- _WHAT IS NEEDED_: Check each line for the string "document". Give only the count of lines that have it.
[Start of STORED DATA]
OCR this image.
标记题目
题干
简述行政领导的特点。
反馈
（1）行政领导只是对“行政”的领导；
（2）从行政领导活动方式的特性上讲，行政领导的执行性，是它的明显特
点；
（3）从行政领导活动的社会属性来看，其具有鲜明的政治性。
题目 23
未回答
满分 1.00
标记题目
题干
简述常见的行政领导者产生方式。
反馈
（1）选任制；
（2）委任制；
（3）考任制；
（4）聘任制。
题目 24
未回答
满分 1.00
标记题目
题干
[End of STORED DATA]
[Start of STORED DATA]
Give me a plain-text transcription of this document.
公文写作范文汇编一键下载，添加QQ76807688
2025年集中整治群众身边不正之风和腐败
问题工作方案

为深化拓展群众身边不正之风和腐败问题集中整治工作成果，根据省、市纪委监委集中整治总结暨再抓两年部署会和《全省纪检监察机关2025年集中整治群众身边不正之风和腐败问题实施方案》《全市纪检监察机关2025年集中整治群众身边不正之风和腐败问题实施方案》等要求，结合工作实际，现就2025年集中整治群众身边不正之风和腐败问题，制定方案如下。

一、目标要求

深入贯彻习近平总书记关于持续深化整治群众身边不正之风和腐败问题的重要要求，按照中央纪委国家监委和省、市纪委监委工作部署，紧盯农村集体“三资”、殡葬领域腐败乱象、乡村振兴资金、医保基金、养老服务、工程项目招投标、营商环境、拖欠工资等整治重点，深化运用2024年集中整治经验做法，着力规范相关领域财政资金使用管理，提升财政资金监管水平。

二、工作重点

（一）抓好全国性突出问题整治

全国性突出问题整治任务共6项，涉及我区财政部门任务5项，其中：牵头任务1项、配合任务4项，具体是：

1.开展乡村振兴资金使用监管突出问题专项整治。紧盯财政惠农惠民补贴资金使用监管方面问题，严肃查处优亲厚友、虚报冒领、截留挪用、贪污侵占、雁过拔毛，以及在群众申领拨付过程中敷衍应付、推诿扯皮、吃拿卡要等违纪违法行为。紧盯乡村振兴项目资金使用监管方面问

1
[End of STORED DATA]
[Start of STORED DATA]
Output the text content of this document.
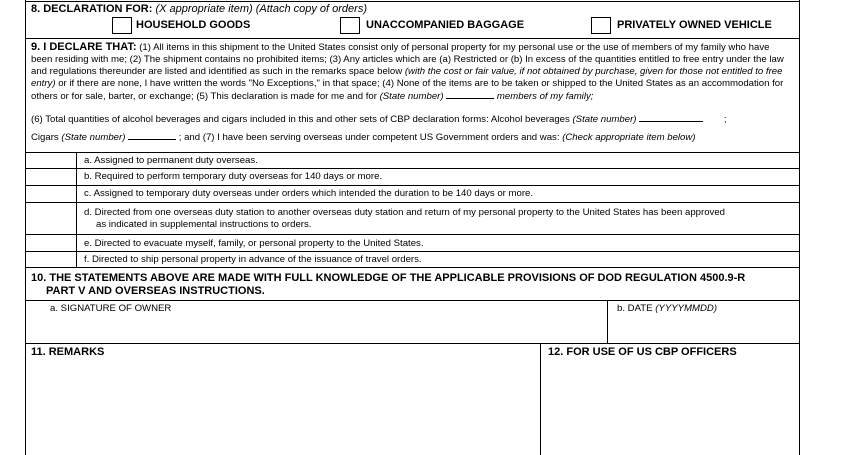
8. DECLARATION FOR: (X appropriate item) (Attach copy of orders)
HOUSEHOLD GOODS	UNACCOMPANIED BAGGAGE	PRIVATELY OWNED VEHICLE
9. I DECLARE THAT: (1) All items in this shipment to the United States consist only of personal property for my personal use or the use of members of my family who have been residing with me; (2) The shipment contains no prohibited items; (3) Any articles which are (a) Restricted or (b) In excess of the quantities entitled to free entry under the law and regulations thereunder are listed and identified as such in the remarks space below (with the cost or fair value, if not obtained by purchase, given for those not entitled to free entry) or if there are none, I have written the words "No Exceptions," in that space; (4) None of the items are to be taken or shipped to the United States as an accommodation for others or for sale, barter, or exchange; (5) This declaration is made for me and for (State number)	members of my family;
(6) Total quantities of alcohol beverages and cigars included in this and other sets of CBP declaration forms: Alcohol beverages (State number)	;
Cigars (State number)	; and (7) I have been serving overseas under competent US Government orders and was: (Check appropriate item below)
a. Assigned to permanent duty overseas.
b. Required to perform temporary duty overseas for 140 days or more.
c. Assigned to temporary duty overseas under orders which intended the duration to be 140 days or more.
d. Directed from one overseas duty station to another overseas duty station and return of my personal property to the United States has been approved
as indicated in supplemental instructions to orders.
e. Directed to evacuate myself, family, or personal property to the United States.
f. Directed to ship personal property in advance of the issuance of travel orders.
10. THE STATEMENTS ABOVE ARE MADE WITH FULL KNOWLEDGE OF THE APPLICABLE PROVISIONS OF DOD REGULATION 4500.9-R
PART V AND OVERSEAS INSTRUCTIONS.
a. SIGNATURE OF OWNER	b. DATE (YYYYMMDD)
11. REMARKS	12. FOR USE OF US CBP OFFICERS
[End of STORED DATA]
- _FINAL RESULT_: 2